__What is needed__: Reproduce all of the material below word for word, leaving out the pictures.

__Data extracted from a collection__:
>>>

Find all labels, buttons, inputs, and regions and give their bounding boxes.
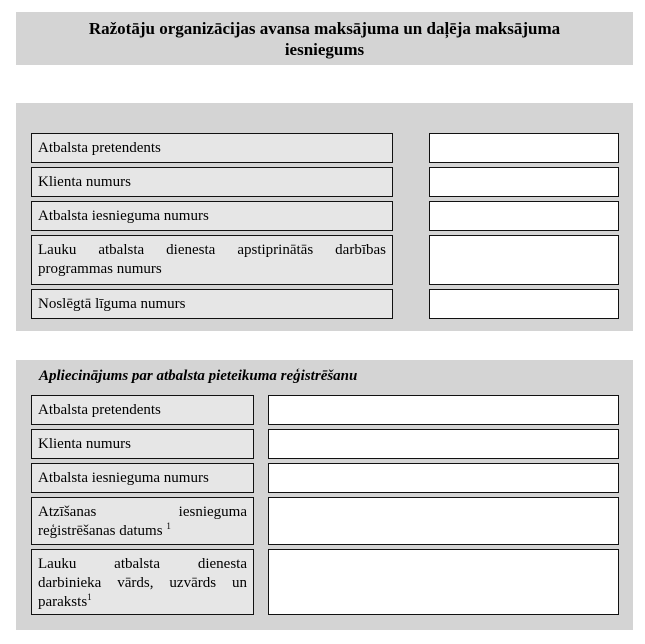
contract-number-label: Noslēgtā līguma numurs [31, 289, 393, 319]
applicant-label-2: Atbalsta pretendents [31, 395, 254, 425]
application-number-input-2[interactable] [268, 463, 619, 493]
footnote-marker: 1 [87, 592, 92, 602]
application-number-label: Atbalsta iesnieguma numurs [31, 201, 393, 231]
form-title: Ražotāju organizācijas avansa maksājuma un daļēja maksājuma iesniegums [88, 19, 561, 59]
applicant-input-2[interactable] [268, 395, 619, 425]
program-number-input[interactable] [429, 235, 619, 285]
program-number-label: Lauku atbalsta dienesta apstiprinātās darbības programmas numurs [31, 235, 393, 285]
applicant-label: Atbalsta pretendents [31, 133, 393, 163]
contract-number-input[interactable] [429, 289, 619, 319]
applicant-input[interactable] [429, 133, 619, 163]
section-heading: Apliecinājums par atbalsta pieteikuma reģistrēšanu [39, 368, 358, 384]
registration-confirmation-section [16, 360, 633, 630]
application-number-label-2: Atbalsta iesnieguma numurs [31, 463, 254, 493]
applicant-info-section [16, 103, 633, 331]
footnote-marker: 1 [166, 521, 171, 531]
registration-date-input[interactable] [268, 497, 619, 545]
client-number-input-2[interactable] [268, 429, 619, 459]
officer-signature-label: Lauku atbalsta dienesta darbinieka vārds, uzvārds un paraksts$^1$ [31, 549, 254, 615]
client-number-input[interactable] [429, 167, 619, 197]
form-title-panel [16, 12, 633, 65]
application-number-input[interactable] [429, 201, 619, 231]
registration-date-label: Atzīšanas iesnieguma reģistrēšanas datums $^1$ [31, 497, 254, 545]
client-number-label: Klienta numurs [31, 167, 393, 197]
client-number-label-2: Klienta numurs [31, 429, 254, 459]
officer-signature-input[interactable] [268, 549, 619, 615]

<<<

__Exercise result__:
Find all labels, buttons, inputs, and regions and give their bounding boxes.
contract-number-label: Noslēgtā līguma numurs [31, 289, 393, 319]
applicant-label-2: Atbalsta pretendents [31, 395, 254, 425]
application-number-input-2[interactable] [268, 463, 619, 493]
footnote-marker: 1 [87, 592, 92, 602]
application-number-label: Atbalsta iesnieguma numurs [31, 201, 393, 231]
form-title: Ražotāju organizācijas avansa maksājuma un daļēja maksājuma iesniegums [88, 19, 561, 59]
applicant-input-2[interactable] [268, 395, 619, 425]
program-number-input[interactable] [429, 235, 619, 285]
program-number-label: Lauku atbalsta dienesta apstiprinātās darbības programmas numurs [31, 235, 393, 285]
applicant-label: Atbalsta pretendents [31, 133, 393, 163]
contract-number-input[interactable] [429, 289, 619, 319]
applicant-input[interactable] [429, 133, 619, 163]
section-heading: Apliecinājums par atbalsta pieteikuma reģistrēšanu [39, 368, 358, 384]
registration-confirmation-section [16, 360, 633, 630]
application-number-label-2: Atbalsta iesnieguma numurs [31, 463, 254, 493]
applicant-info-section [16, 103, 633, 331]
footnote-marker: 1 [166, 521, 171, 531]
registration-date-input[interactable] [268, 497, 619, 545]
client-number-input-2[interactable] [268, 429, 619, 459]
officer-signature-label: Lauku atbalsta dienesta darbinieka vārds, uzvārds un paraksts$^1$ [31, 549, 254, 615]
client-number-input[interactable] [429, 167, 619, 197]
form-title-panel [16, 12, 633, 65]
application-number-input[interactable] [429, 201, 619, 231]
registration-date-label: Atzīšanas iesnieguma reģistrēšanas datums $^1$ [31, 497, 254, 545]
client-number-label: Klienta numurs [31, 167, 393, 197]
client-number-label-2: Klienta numurs [31, 429, 254, 459]
officer-signature-input[interactable] [268, 549, 619, 615]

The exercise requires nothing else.